## Task statement
Every record must appear in your copy exactly as written, with no pictures.

Dataset excerpt:
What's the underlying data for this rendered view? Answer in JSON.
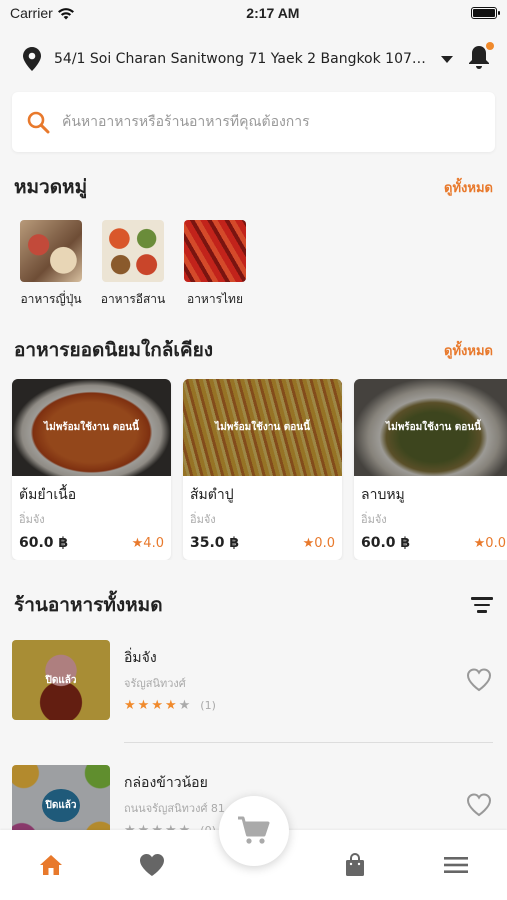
{
  "status_bar": {
    "carrier": "Carrier",
    "time": "2:17 AM",
    "battery_level": 1.0
  },
  "address": {
    "text": "54/1 Soi Charan Sanitwong 71 Yaek 2 Bangkok 10700 ..."
  },
  "search": {
    "placeholder": "ค้นหาอาหารหรือร้านอาหารที่คุณต้องการ"
  },
  "categories": {
    "title": "หมวดหมู่",
    "see_all": "ดูทั้งหมด",
    "items": [
      {
        "label": "อาหารญี่ปุ่น"
      },
      {
        "label": "อาหารอีสาน"
      },
      {
        "label": "อาหารไทย"
      }
    ]
  },
  "popular": {
    "title": "อาหารยอดนิยมใกล้เคียง",
    "see_all": "ดูทั้งหมด",
    "items": [
      {
        "name": "ต้มยำเนื้อ",
        "shop": "อิ่มจัง",
        "price": "60.0 ฿",
        "rating": "★4.0",
        "overlay": "ไม่พร้อมใช้งาน ตอนนี้"
      },
      {
        "name": "ส้มตำปู",
        "shop": "อิ่มจัง",
        "price": "35.0 ฿",
        "rating": "★0.0",
        "overlay": "ไม่พร้อมใช้งาน ตอนนี้"
      },
      {
        "name": "ลาบหมู",
        "shop": "อิ่มจัง",
        "price": "60.0 ฿",
        "rating": "★0.0",
        "overlay": "ไม่พร้อมใช้งาน ตอนนี้"
      }
    ]
  },
  "restaurants": {
    "title": "ร้านอาหารทั้งหมด",
    "items": [
      {
        "name": "อิ่มจัง",
        "address": "จรัญสนิทวงศ์",
        "stars": 4,
        "count": "(1)",
        "status": "ปิดแล้ว"
      },
      {
        "name": "กล่องข้าวน้อย",
        "address": "ถนนจรัญสนิทวงศ์ 81",
        "stars": 0,
        "count": "(0)",
        "status": "ปิดแล้ว"
      }
    ]
  },
  "colors": {
    "accent": "#e8792c",
    "notification": "#f08a2c"
  },
  "tabbar": {
    "icons": [
      "home-icon",
      "heart-icon",
      "cart-icon",
      "bag-icon",
      "menu-icon"
    ]
  }
}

## Exercise solution
What's the underlying data for this rendered view? Answer in JSON.
{
  "status_bar": {
    "carrier": "Carrier",
    "time": "2:17 AM",
    "battery_level": 1.0
  },
  "address": {
    "text": "54/1 Soi Charan Sanitwong 71 Yaek 2 Bangkok 10700 ..."
  },
  "search": {
    "placeholder": "ค้นหาอาหารหรือร้านอาหารที่คุณต้องการ"
  },
  "categories": {
    "title": "หมวดหมู่",
    "see_all": "ดูทั้งหมด",
    "items": [
      {
        "label": "อาหารญี่ปุ่น"
      },
      {
        "label": "อาหารอีสาน"
      },
      {
        "label": "อาหารไทย"
      }
    ]
  },
  "popular": {
    "title": "อาหารยอดนิยมใกล้เคียง",
    "see_all": "ดูทั้งหมด",
    "items": [
      {
        "name": "ต้มยำเนื้อ",
        "shop": "อิ่มจัง",
        "price": "60.0 ฿",
        "rating": "★4.0",
        "overlay": "ไม่พร้อมใช้งาน ตอนนี้"
      },
      {
        "name": "ส้มตำปู",
        "shop": "อิ่มจัง",
        "price": "35.0 ฿",
        "rating": "★0.0",
        "overlay": "ไม่พร้อมใช้งาน ตอนนี้"
      },
      {
        "name": "ลาบหมู",
        "shop": "อิ่มจัง",
        "price": "60.0 ฿",
        "rating": "★0.0",
        "overlay": "ไม่พร้อมใช้งาน ตอนนี้"
      }
    ]
  },
  "restaurants": {
    "title": "ร้านอาหารทั้งหมด",
    "items": [
      {
        "name": "อิ่มจัง",
        "address": "จรัญสนิทวงศ์",
        "stars": 4,
        "count": "(1)",
        "status": "ปิดแล้ว"
      },
      {
        "name": "กล่องข้าวน้อย",
        "address": "ถนนจรัญสนิทวงศ์ 81",
        "stars": 0,
        "count": "(0)",
        "status": "ปิดแล้ว"
      }
    ]
  },
  "colors": {
    "accent": "#e8792c",
    "notification": "#f08a2c"
  },
  "tabbar": {
    "icons": [
      "home-icon",
      "heart-icon",
      "cart-icon",
      "bag-icon",
      "menu-icon"
    ]
  }
}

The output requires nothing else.